• [Stored data]
━━━━━━

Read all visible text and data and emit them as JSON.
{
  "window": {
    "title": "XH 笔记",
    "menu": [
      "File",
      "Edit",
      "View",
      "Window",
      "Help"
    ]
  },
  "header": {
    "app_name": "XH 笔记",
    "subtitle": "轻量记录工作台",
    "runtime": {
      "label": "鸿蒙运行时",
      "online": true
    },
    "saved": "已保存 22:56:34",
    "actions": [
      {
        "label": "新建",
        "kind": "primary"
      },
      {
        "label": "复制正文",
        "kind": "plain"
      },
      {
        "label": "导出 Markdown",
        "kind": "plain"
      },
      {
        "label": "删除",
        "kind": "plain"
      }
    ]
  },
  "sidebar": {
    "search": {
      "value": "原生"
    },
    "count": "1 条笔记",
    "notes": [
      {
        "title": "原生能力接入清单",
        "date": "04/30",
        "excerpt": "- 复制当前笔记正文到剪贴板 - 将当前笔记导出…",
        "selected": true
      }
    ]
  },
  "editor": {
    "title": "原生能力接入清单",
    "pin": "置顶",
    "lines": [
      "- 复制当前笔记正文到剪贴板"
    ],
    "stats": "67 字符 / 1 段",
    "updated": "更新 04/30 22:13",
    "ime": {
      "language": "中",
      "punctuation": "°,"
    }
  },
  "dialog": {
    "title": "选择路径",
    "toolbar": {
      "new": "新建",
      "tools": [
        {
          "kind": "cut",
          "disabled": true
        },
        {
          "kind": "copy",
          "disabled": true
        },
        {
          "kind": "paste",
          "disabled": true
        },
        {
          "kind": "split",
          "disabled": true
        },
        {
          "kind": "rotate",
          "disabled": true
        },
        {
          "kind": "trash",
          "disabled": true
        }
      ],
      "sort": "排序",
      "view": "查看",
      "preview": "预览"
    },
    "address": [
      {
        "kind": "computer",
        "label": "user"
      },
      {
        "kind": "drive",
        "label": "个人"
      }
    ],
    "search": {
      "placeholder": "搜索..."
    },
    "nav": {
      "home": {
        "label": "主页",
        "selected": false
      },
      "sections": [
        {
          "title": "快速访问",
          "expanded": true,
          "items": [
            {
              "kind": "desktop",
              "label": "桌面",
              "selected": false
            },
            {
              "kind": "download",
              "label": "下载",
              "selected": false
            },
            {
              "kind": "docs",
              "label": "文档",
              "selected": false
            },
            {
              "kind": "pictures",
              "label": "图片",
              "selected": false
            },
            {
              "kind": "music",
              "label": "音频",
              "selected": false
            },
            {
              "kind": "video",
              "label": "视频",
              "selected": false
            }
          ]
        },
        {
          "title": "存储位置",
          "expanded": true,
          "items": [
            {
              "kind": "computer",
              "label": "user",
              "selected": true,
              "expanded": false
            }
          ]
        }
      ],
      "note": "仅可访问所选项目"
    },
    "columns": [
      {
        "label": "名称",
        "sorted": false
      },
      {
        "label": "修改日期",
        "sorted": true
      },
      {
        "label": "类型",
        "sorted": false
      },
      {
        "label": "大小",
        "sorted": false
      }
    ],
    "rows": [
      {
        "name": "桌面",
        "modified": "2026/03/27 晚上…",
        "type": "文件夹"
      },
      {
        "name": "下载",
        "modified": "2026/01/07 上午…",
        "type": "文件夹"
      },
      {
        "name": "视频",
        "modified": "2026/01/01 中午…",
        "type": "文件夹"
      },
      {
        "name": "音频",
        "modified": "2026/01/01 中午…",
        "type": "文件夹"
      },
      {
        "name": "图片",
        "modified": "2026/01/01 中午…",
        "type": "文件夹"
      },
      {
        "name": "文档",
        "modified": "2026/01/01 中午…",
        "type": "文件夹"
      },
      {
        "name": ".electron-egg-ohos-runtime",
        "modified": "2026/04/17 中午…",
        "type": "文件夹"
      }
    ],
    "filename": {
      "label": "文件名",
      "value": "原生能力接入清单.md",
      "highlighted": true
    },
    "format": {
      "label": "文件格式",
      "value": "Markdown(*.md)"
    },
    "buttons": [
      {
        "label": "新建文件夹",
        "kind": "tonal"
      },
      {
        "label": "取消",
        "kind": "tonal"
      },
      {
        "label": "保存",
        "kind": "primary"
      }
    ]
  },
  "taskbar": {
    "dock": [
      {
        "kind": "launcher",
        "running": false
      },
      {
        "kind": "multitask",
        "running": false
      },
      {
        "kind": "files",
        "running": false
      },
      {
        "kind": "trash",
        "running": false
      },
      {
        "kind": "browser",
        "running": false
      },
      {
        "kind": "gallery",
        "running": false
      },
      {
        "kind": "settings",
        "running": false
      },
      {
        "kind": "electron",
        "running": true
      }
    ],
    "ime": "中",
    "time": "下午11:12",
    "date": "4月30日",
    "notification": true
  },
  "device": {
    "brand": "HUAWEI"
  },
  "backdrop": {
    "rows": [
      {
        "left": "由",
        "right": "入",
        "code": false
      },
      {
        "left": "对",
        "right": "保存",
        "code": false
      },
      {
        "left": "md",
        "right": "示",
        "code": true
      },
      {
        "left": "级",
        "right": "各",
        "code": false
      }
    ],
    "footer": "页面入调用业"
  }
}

━━━━━━

• [Work required] Write out the entries in full, exactly as given.

• [Complete output]
Read all visible text and data and emit them as JSON.
{
  "window": {
    "title": "XH 笔记",
    "menu": [
      "File",
      "Edit",
      "View",
      "Window",
      "Help"
    ]
  },
  "header": {
    "app_name": "XH 笔记",
    "subtitle": "轻量记录工作台",
    "runtime": {
      "label": "鸿蒙运行时",
      "online": true
    },
    "saved": "已保存 22:56:34",
    "actions": [
      {
        "label": "新建",
        "kind": "primary"
      },
      {
        "label": "复制正文",
        "kind": "plain"
      },
      {
        "label": "导出 Markdown",
        "kind": "plain"
      },
      {
        "label": "删除",
        "kind": "plain"
      }
    ]
  },
  "sidebar": {
    "search": {
      "value": "原生"
    },
    "count": "1 条笔记",
    "notes": [
      {
        "title": "原生能力接入清单",
        "date": "04/30",
        "excerpt": "- 复制当前笔记正文到剪贴板 - 将当前笔记导出…",
        "selected": true
      }
    ]
  },
  "editor": {
    "title": "原生能力接入清单",
    "pin": "置顶",
    "lines": [
      "- 复制当前笔记正文到剪贴板"
    ],
    "stats": "67 字符 / 1 段",
    "updated": "更新 04/30 22:13",
    "ime": {
      "language": "中",
      "punctuation": "°,"
    }
  },
  "dialog": {
    "title": "选择路径",
    "toolbar": {
      "new": "新建",
      "tools": [
        {
          "kind": "cut",
          "disabled": true
        },
        {
          "kind": "copy",
          "disabled": true
        },
        {
          "kind": "paste",
          "disabled": true
        },
        {
          "kind": "split",
          "disabled": true
        },
        {
          "kind": "rotate",
          "disabled": true
        },
        {
          "kind": "trash",
          "disabled": true
        }
      ],
      "sort": "排序",
      "view": "查看",
      "preview": "预览"
    },
    "address": [
      {
        "kind": "computer",
        "label": "user"
      },
      {
        "kind": "drive",
        "label": "个人"
      }
    ],
    "search": {
      "placeholder": "搜索..."
    },
    "nav": {
      "home": {
        "label": "主页",
        "selected": false
      },
      "sections": [
        {
          "title": "快速访问",
          "expanded": true,
          "items": [
            {
              "kind": "desktop",
              "label": "桌面",
              "selected": false
            },
            {
              "kind": "download",
              "label": "下载",
              "selected": false
            },
            {
              "kind": "docs",
              "label": "文档",
              "selected": false
            },
            {
              "kind": "pictures",
              "label": "图片",
              "selected": false
            },
            {
              "kind": "music",
              "label": "音频",
              "selected": false
            },
            {
              "kind": "video",
              "label": "视频",
              "selected": false
            }
          ]
        },
        {
          "title": "存储位置",
          "expanded": true,
          "items": [
            {
              "kind": "computer",
              "label": "user",
              "selected": true,
              "expanded": false
            }
          ]
        }
      ],
      "note": "仅可访问所选项目"
    },
    "columns": [
      {
        "label": "名称",
        "sorted": false
      },
      {
        "label": "修改日期",
        "sorted": true
      },
      {
        "label": "类型",
        "sorted": false
      },
      {
        "label": "大小",
        "sorted": false
      }
    ],
    "rows": [
      {
        "name": "桌面",
        "modified": "2026/03/27 晚上…",
        "type": "文件夹"
      },
      {
        "name": "下载",
        "modified": "2026/01/07 上午…",
        "type": "文件夹"
      },
      {
        "name": "视频",
        "modified": "2026/01/01 中午…",
        "type": "文件夹"
      },
      {
        "name": "音频",
        "modified": "2026/01/01 中午…",
        "type": "文件夹"
      },
      {
        "name": "图片",
        "modified": "2026/01/01 中午…",
        "type": "文件夹"
      },
      {
        "name": "文档",
        "modified": "2026/01/01 中午…",
        "type": "文件夹"
      },
      {
        "name": ".electron-egg-ohos-runtime",
        "modified": "2026/04/17 中午…",
        "type": "文件夹"
      }
    ],
    "filename": {
      "label": "文件名",
      "value": "原生能力接入清单.md",
      "highlighted": true
    },
    "format": {
      "label": "文件格式",
      "value": "Markdown(*.md)"
    },
    "buttons": [
      {
        "label": "新建文件夹",
        "kind": "tonal"
      },
      {
        "label": "取消",
        "kind": "tonal"
      },
      {
        "label": "保存",
        "kind": "primary"
      }
    ]
  },
  "taskbar": {
    "dock": [
      {
        "kind": "launcher",
        "running": false
      },
      {
        "kind": "multitask",
        "running": false
      },
      {
        "kind": "files",
        "running": false
      },
      {
        "kind": "trash",
        "running": false
      },
      {
        "kind": "browser",
        "running": false
      },
      {
        "kind": "gallery",
        "running": false
      },
      {
        "kind": "settings",
        "running": false
      },
      {
        "kind": "electron",
        "running": true
      }
    ],
    "ime": "中",
    "time": "下午11:12",
    "date": "4月30日",
    "notification": true
  },
  "device": {
    "brand": "HUAWEI"
  },
  "backdrop": {
    "rows": [
      {
        "left": "由",
        "right": "入",
        "code": false
      },
      {
        "left": "对",
        "right": "保存",
        "code": false
      },
      {
        "left": "md",
        "right": "示",
        "code": true
      },
      {
        "left": "级",
        "right": "各",
        "code": false
      }
    ],
    "footer": "页面入调用业"
  }
}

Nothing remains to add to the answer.